=== What is needed ===
Please recast all the records below as a two-column CSV with the header row record_text,answer and one row per record. Put each field in double quotes and turn any line breaks inside a field into spaces.

--- begin Raw data ---

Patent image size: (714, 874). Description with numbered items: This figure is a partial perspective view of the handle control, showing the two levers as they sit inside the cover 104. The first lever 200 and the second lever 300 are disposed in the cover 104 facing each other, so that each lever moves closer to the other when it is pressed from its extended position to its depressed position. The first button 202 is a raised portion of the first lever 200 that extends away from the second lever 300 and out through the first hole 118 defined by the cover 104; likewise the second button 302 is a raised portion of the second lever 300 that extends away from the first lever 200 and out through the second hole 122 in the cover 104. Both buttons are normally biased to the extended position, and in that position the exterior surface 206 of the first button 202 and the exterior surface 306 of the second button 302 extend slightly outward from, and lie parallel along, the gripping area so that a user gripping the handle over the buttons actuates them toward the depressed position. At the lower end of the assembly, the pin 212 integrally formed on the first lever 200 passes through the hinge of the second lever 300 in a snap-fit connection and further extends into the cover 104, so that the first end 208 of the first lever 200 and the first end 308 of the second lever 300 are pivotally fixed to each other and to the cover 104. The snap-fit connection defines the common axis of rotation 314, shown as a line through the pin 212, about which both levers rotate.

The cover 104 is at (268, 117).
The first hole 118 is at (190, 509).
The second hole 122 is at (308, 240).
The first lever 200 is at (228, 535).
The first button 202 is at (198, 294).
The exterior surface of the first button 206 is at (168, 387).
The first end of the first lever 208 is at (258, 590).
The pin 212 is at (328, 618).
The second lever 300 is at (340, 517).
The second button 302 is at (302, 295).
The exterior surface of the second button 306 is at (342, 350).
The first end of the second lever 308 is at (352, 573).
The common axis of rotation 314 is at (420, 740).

--- end Raw data ---

=== Worked answer ===
record_text,answer
"Patent image size: (714, 874). Description with numbered items: This figure is a partial perspective view of the handle control, showing the two levers as they sit inside the cover 104. The first lever 200 and the second lever 300 are disposed in the cover 104 facing each other, so that each lever moves closer to the other when it is pressed from its extended position to its depressed position. The first button 202 is a raised portion of the first lever 200 that extends away from the second lever 300 and out through the first hole 118 defined by the cover 104; likewise the second button 302 is a raised portion of the second lever 300 that extends away from the first lever 200 and out through the second hole 122 in the cover 104. Both buttons are normally biased to the extended position, and in that position the exterior surface 206 of the first button 202 and the exterior surface 306 of the second button 302 extend slightly outward from, and lie parallel along, the gripping area so that a user gripping the handle over the buttons actuates them toward the depressed position. At the lower end of the assembly, the pin 212 integrally formed on the first lever 200 passes through the hinge of the second lever 300 in a snap-fit connection and further extends into the cover 104, so that the first end 208 of the first lever 200 and the first end 308 of the second lever 300 are pivotally fixed to each other and to the cover 104. The snap-fit connection defines the common axis of rotation 314, shown as a line through the pin 212, about which both levers rotate.","The cover 104 is at (268, 117). The first hole 118 is at (190, 509). The second hole 122 is at (308, 240). The first lever 200 is at (228, 535). The first button 202 is at (198, 294). The exterior surface of the first button 206 is at (168, 387). The first end of the first lever 208 is at (258, 590). The pin 212 is at (328, 618). The second lever 300 is at (340, 517). The second button 302 is at (302, 295). The exterior surface of the second button 306 is at (342, 350). The first end of the second lever 308 is at (352, 573). The common axis of rotation 314 is at (420, 740)."